━━━ Stored data ━━━

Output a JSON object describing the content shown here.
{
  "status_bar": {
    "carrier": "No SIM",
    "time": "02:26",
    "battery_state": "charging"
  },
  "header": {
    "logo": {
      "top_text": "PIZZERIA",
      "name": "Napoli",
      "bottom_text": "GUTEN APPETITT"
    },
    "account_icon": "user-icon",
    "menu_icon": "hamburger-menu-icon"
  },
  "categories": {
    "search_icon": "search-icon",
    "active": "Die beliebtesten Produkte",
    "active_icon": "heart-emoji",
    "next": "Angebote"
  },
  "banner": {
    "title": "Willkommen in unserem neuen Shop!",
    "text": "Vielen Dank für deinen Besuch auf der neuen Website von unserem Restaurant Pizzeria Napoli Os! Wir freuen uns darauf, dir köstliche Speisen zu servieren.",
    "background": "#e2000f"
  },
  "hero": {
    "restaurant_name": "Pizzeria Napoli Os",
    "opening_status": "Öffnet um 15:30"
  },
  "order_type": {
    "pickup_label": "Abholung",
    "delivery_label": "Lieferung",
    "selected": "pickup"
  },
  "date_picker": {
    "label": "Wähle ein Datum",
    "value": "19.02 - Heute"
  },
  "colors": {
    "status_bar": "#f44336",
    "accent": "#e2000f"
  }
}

━━━

**Directions**
From the data above, extract every line in its exact form.

**Exercise output**
Output a JSON object describing the content shown here.
{
  "status_bar": {
    "carrier": "No SIM",
    "time": "02:26",
    "battery_state": "charging"
  },
  "header": {
    "logo": {
      "top_text": "PIZZERIA",
      "name": "Napoli",
      "bottom_text": "GUTEN APPETITT"
    },
    "account_icon": "user-icon",
    "menu_icon": "hamburger-menu-icon"
  },
  "categories": {
    "search_icon": "search-icon",
    "active": "Die beliebtesten Produkte",
    "active_icon": "heart-emoji",
    "next": "Angebote"
  },
  "banner": {
    "title": "Willkommen in unserem neuen Shop!",
    "text": "Vielen Dank für deinen Besuch auf der neuen Website von unserem Restaurant Pizzeria Napoli Os! Wir freuen uns darauf, dir köstliche Speisen zu servieren.",
    "background": "#e2000f"
  },
  "hero": {
    "restaurant_name": "Pizzeria Napoli Os",
    "opening_status": "Öffnet um 15:30"
  },
  "order_type": {
    "pickup_label": "Abholung",
    "delivery_label": "Lieferung",
    "selected": "pickup"
  },
  "date_picker": {
    "label": "Wähle ein Datum",
    "value": "19.02 - Heute"
  },
  "colors": {
    "status_bar": "#f44336",
    "accent": "#e2000f"
  }
}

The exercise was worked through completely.